**Objective:** Your task is to extract every entry that follows word for word while excluding the pictures.

**Data:**

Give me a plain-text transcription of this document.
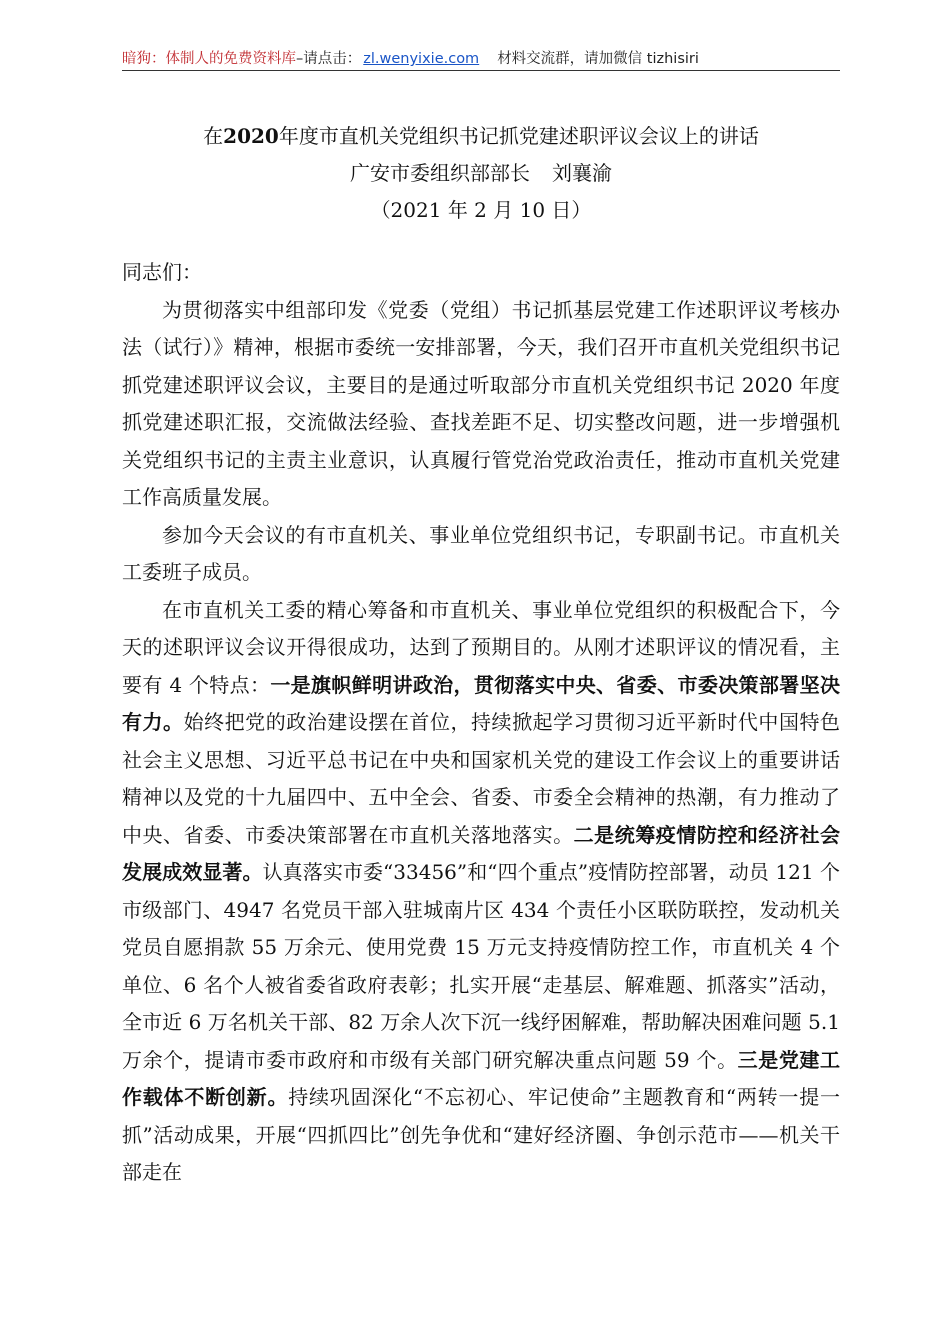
暗狗：体制人的免费资料库–请点击： zl.wenyixie.com 材料交流群，请加微信 tizhisiri
在2020年度市直机关党组织书记抓党建述职评议会议上的讲话
广安市委组织部部长 刘襄渝
（2021 年 2 月 10 日）

同志们：

为贯彻落实中组部印发《党委（党组）书记抓基层党建工作述职评议考核办法（试行）》精神，根据市委统一安排部署，今天，我们召开市直机关党组织书记抓党建述职评议会议，主要目的是通过听取部分市直机关党组织书记 2020 年度抓党建述职汇报，交流做法经验、查找差距不足、切实整改问题，进一步增强机关党组织书记的主责主业意识，认真履行管党治党政治责任，推动市直机关党建工作高质量发展。

参加今天会议的有市直机关、事业单位党组织书记，专职副书记。市直机关工委班子成员。

在市直机关工委的精心筹备和市直机关、事业单位党组织的积极配合下，今天的述职评议会议开得很成功，达到了预期目的。从刚才述职评议的情况看，主要有 4 个特点：一是旗帜鲜明讲政治，贯彻落实中央、省委、市委决策部署坚决有力。始终把党的政治建设摆在首位，持续掀起学习贯彻习近平新时代中国特色社会主义思想、习近平总书记在中央和国家机关党的建设工作会议上的重要讲话精神以及党的十九届四中、五中全会、省委、市委全会精神的热潮，有力推动了中央、省委、市委决策部署在市直机关落地落实。二是统筹疫情防控和经济社会发展成效显著。认真落实市委“33456”和“四个重点”疫情防控部署，动员 121 个市级部门、4947 名党员干部入驻城南片区 434 个责任小区联防联控，发动机关党员自愿捐款 55 万余元、使用党费 15 万元支持疫情防控工作，市直机关 4 个单位、6 名个人被省委省政府表彰；扎实开展“走基层、解难题、抓落实”活动，全市近 6 万名机关干部、82 万余人次下沉一线纾困解难，帮助解决困难问题 5.1 万余个，提请市委市政府和市级有关部门研究解决重点问题 59 个。三是党建工作载体不断创新。持续巩固深化“不忘初心、牢记使命”主题教育和“两转一提一抓”活动成果，开展“四抓四比”创先争优和“建好经济圈、争创示范市——机关干部走在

**Result of the task:**
Give me a plain-text transcription of this document.
暗狗：体制人的免费资料库–请点击： zl.wenyixie.com 材料交流群，请加微信 tizhisiri
在2020年度市直机关党组织书记抓党建述职评议会议上的讲话
广安市委组织部部长 刘襄渝
（2021 年 2 月 10 日）

同志们：

为贯彻落实中组部印发《党委（党组）书记抓基层党建工作述职评议考核办法（试行）》精神，根据市委统一安排部署，今天，我们召开市直机关党组织书记抓党建述职评议会议，主要目的是通过听取部分市直机关党组织书记 2020 年度抓党建述职汇报，交流做法经验、查找差距不足、切实整改问题，进一步增强机关党组织书记的主责主业意识，认真履行管党治党政治责任，推动市直机关党建工作高质量发展。

参加今天会议的有市直机关、事业单位党组织书记，专职副书记。市直机关工委班子成员。

在市直机关工委的精心筹备和市直机关、事业单位党组织的积极配合下，今天的述职评议会议开得很成功，达到了预期目的。从刚才述职评议的情况看，主要有 4 个特点：一是旗帜鲜明讲政治，贯彻落实中央、省委、市委决策部署坚决有力。始终把党的政治建设摆在首位，持续掀起学习贯彻习近平新时代中国特色社会主义思想、习近平总书记在中央和国家机关党的建设工作会议上的重要讲话精神以及党的十九届四中、五中全会、省委、市委全会精神的热潮，有力推动了中央、省委、市委决策部署在市直机关落地落实。二是统筹疫情防控和经济社会发展成效显著。认真落实市委“33456”和“四个重点”疫情防控部署，动员 121 个市级部门、4947 名党员干部入驻城南片区 434 个责任小区联防联控，发动机关党员自愿捐款 55 万余元、使用党费 15 万元支持疫情防控工作，市直机关 4 个单位、6 名个人被省委省政府表彰；扎实开展“走基层、解难题、抓落实”活动，全市近 6 万名机关干部、82 万余人次下沉一线纾困解难，帮助解决困难问题 5.1 万余个，提请市委市政府和市级有关部门研究解决重点问题 59 个。三是党建工作载体不断创新。持续巩固深化“不忘初心、牢记使命”主题教育和“两转一提一抓”活动成果，开展“四抓四比”创先争优和“建好经济圈、争创示范市——机关干部走在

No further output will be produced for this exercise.